• **Набор заданий**
**a)** Куда и на какой срок был выслан Лирман после ареста, согласно фрагменту?
**b)** Обновите во фрагменте отрывок, который начинается словами «Катя в это время» и заканчивается словами «(Гурвич) и др.», заменив «фотографии» на «снимки».

• **Фрагмент документа**
________

Гриша хотел продолжать, добавить что-то к сказанному, но раздался звонок — колокольчик входной двери. Гриша не закончил свою «речь», так как в столовую вошел Зяма Лирман. Он также был приглашен на этот ужин, но опоздал и пришел в разгар разговора.

Лирман был молод (22 года), но прошел уже несколько лет суровой жизненной школы. Он родился на Украине. Высокий брюнет с большими ушами, добрый, мягкий и вежливый. Он похож был на меламеда. Зимой 1919 г. вместе с отцом, еврейским учителем из [нрзб], он ушел в еврейский партизанский отряд по борьбе с бандами Махновцев и Маруси в Знаменских лесах. Отряд действовал почти два года. Там Лирман вступил в комсомол. Затем учился в г. Умань в педучилище и стал работать где-то на Монастырщине учителем начальных классов. Лирман хорошо знал еврейский язык (идиш и иврит).

Под впечатлением новой волны еврейских погромов в районах Винницы, Жмеринки и шахтах Кривого Рога Лирман весной 1924 г. ушел из комсомола, быстро нашел группы еврейской национальной молодежи, уехал в Киев и там примкнул к движению палестинофилов. Знание еврейского языка облегчило его работу среди еврейской молодежи. В декабре 1925 г. он был арестован, выслан на три года в Казахстан (тогда Казакстан) и жил здесь. Ему разрешили работать в школе, но оплата была небольшая, и он подрабатывал, давая частные уроки.

…Хозяйка дома усадила Лирмана к столу, ему налили рюмку вина, и застолье продолжалось без спорных речей.

Катя в это время сидела в соседней комнате, рассматривая фотографии Либеров; их жизнь в Галиции, Польше, Швейцарии, в Нарымской ссылке; фотографии с Розой Люксембург, с семьей Дзержинского (они были родственниками по женам), Доном (Гурвич) и др.

…Либер как видно знал, что Лирман, как и некоторые из нас, ранее был комсомольцем, знал его партизанский путь и он обратился к нему: «а мы здесь спорили о сионизме и Палестине. Залман Моисеевич, за вами слово».

________

• **Предоставленные данные**

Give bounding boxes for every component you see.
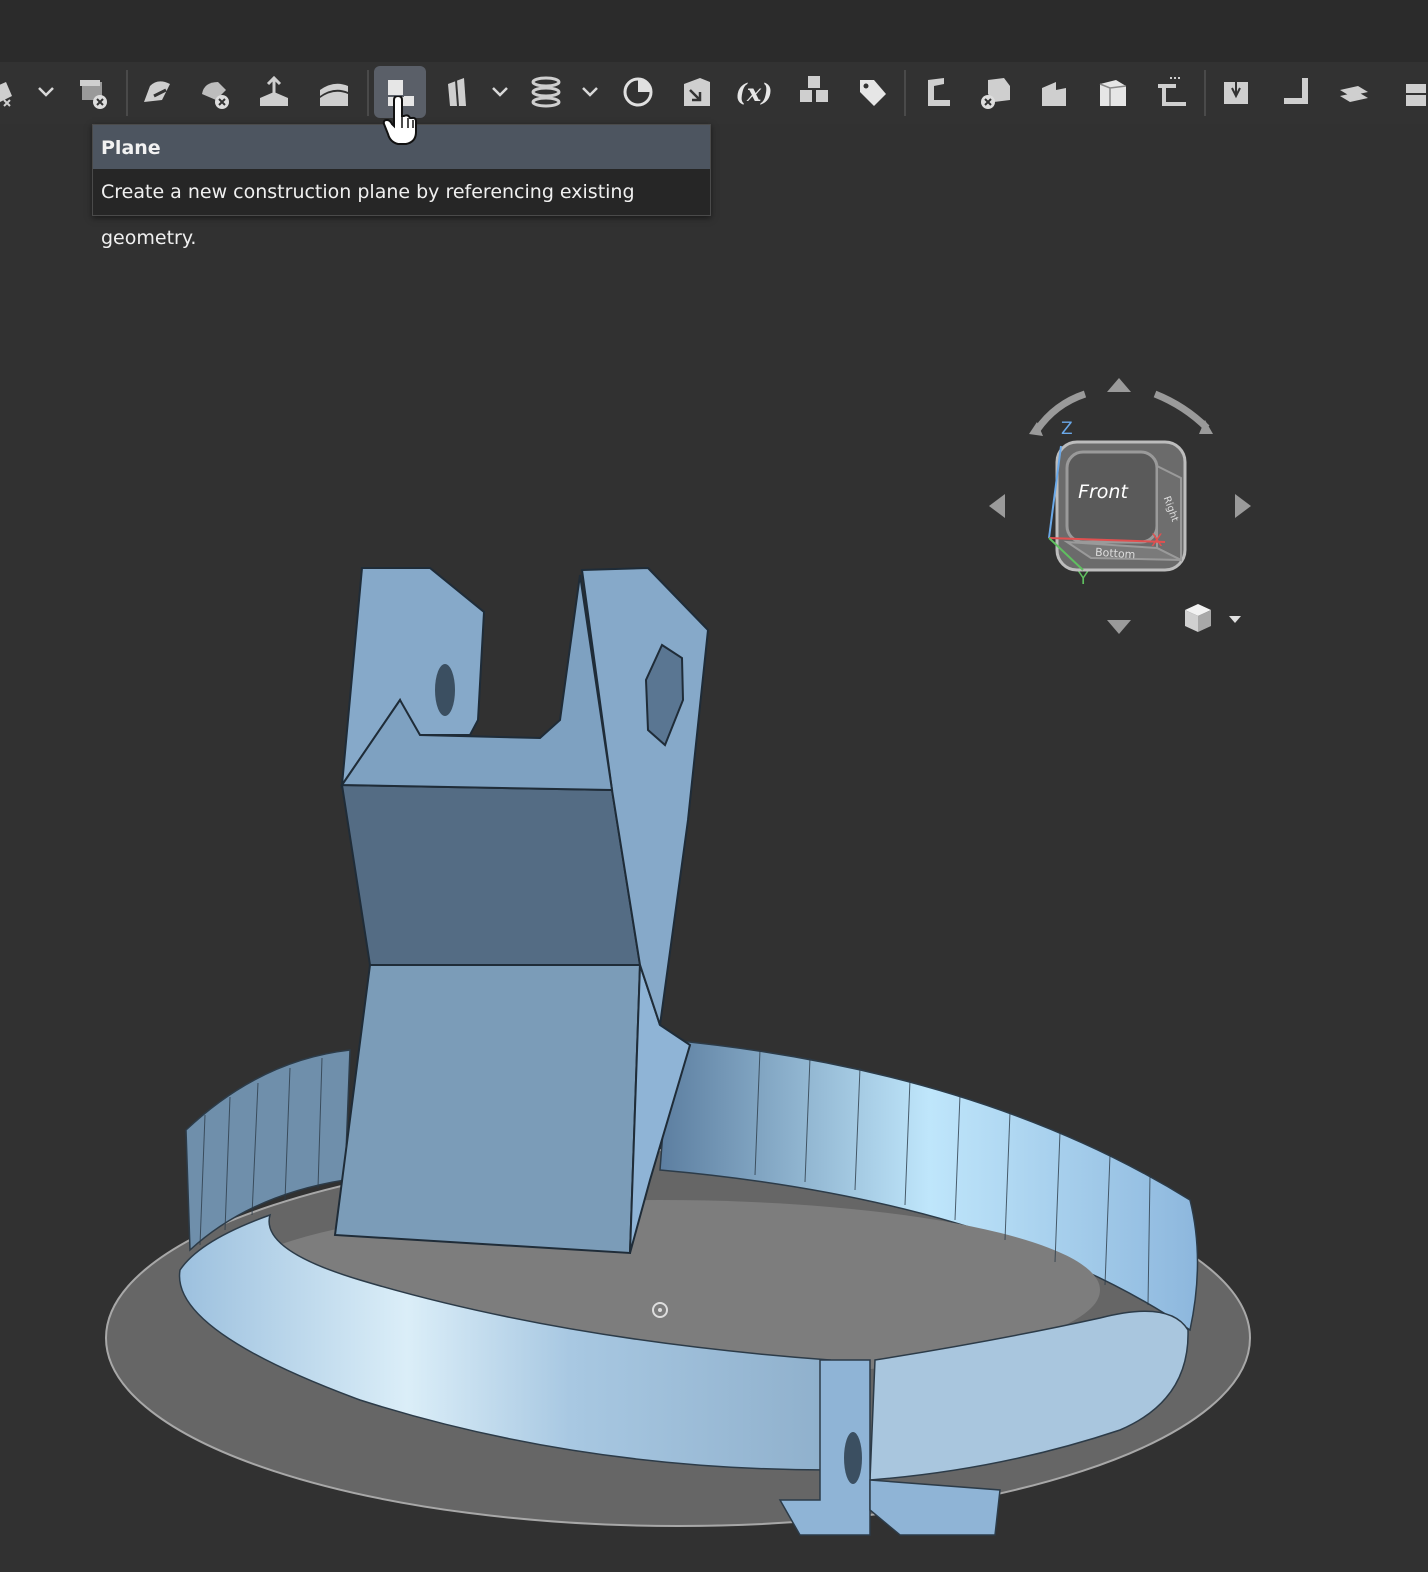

________

• **Ответы к заданиям**
**a)** В Казахстан на три года.

**b)**
Катя в это время сидела в соседней комнате, рассматривая снимки Либеров; их жизнь в Галиции, Польше, Швейцарии, в Нарымской ссылке; снимки с Розой Люксембург, с семьей Дзержинского (они были родственниками по женам), Доном (Гурвич) и др.